## DIRECTIVE
Pull every line containing "绿杨阴里白沙堤" out of the material below.

Data entries:
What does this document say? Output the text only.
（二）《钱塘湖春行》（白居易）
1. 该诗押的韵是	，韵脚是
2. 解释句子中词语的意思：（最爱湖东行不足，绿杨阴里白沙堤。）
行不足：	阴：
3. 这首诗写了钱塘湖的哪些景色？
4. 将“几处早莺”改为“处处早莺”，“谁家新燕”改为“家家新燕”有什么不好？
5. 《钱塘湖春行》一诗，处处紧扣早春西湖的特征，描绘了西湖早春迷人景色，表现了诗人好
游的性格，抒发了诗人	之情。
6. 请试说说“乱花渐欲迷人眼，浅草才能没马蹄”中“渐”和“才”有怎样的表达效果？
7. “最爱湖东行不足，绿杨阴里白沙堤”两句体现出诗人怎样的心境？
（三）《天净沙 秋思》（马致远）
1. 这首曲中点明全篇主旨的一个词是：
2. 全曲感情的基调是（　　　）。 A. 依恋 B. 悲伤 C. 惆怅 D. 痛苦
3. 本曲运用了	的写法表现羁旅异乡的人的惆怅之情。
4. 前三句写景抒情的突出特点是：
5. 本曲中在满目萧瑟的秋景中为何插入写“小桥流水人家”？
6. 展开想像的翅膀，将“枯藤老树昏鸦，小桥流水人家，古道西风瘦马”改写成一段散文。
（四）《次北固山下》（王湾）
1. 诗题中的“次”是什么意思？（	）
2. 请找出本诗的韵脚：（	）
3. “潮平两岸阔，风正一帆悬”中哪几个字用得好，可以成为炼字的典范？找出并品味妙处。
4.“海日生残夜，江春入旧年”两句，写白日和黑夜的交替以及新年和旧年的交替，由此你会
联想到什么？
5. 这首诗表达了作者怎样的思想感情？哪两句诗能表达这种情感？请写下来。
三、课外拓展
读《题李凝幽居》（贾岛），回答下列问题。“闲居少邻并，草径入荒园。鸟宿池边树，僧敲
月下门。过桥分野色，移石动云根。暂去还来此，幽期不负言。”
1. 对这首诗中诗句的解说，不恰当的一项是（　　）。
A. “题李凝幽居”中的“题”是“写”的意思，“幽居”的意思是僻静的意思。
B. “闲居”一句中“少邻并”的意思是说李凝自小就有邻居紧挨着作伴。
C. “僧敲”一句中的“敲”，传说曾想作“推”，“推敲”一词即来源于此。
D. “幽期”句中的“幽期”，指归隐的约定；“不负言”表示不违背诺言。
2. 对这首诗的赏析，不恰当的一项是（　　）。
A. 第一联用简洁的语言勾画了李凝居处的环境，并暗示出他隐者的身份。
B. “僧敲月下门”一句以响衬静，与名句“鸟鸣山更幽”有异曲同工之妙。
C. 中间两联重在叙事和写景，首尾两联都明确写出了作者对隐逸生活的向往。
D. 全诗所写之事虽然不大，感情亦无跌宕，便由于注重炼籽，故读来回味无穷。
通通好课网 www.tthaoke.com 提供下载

## RESULT OF THE TASK
2. 解释句子中词语的意思：（最爱湖东行不足，绿杨阴里白沙堤。）
7. “最爱湖东行不足，绿杨阴里白沙堤”两句体现出诗人怎样的心境？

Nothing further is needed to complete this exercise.